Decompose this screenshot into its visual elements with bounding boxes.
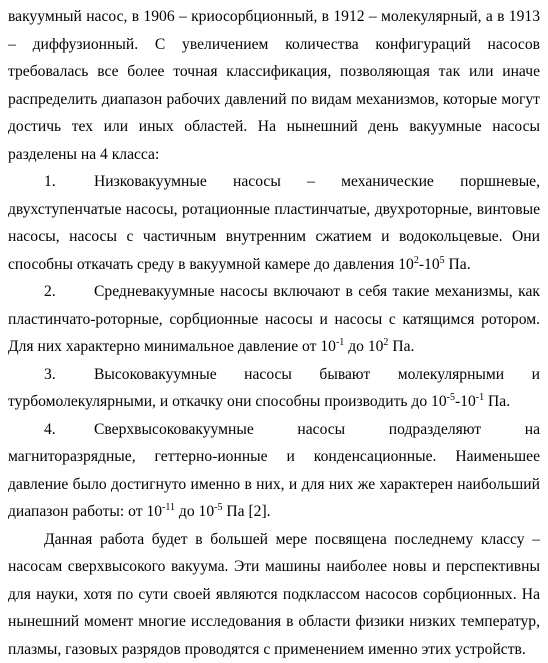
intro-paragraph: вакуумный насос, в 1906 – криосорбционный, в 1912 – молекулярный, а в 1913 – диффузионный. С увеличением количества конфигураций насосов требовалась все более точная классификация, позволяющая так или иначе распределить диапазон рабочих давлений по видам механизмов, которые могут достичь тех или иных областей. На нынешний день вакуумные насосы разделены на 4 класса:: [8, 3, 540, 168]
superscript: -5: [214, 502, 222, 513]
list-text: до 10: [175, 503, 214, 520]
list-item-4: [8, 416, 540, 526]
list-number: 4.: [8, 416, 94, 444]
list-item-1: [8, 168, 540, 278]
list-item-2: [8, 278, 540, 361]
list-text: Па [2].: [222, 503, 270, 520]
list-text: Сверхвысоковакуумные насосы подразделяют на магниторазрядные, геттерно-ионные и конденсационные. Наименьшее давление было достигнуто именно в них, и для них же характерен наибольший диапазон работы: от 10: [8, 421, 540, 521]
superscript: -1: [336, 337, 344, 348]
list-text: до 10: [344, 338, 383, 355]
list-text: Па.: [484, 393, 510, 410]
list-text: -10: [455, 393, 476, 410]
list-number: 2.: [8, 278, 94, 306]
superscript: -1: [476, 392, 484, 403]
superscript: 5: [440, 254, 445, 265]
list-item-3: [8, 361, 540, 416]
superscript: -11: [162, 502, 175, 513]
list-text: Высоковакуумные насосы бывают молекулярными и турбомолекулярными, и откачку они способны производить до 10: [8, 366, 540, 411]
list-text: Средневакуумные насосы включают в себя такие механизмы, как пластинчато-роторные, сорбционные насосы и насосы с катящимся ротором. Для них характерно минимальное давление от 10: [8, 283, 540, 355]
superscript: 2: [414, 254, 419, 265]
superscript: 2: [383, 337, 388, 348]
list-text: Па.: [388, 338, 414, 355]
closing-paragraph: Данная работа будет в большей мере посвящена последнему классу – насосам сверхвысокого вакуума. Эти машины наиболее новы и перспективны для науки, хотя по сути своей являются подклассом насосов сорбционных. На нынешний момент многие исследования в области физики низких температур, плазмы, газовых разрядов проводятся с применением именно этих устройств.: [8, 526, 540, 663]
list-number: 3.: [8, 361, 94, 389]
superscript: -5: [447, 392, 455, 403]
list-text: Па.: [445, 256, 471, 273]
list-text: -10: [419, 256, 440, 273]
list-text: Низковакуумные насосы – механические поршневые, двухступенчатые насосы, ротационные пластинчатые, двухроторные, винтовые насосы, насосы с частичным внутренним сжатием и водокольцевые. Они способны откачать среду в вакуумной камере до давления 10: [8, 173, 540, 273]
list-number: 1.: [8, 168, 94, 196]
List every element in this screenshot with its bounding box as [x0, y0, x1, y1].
==================================================
WHAT THE TASK REQUIRES: Copy out the lines of the records above word for word, from the line containing "intro-paragraph: вакуумный насос, в" through the line containing "superscript: -11: [162, 502, 175, 513]", and nothing else.

THE SOLUTION:
intro-paragraph: вакуумный насос, в 1906 – криосорбционный, в 1912 – молекулярный, а в 1913 – диффузионный. С увеличением количества конфигураций насосов требовалась все более точная классификация, позволяющая так или иначе распределить диапазон рабочих давлений по видам механизмов, которые могут достичь тех или иных областей. На нынешний день вакуумные насосы разделены на 4 класса:: [8, 3, 540, 168]
superscript: -5: [214, 502, 222, 513]
list-text: до 10: [175, 503, 214, 520]
list-item-4: [8, 416, 540, 526]
list-number: 4.: [8, 416, 94, 444]
list-item-1: [8, 168, 540, 278]
list-item-2: [8, 278, 540, 361]
list-text: Па [2].: [222, 503, 270, 520]
list-text: Сверхвысоковакуумные насосы подразделяют на магниторазрядные, геттерно-ионные и конденсационные. Наименьшее давление было достигнуто именно в них, и для них же характерен наибольший диапазон работы: от 10: [8, 421, 540, 521]
superscript: -1: [336, 337, 344, 348]
list-text: до 10: [344, 338, 383, 355]
list-text: Па.: [484, 393, 510, 410]
list-text: -10: [455, 393, 476, 410]
list-number: 2.: [8, 278, 94, 306]
superscript: -1: [476, 392, 484, 403]
superscript: 5: [440, 254, 445, 265]
list-item-3: [8, 361, 540, 416]
superscript: -11: [162, 502, 175, 513]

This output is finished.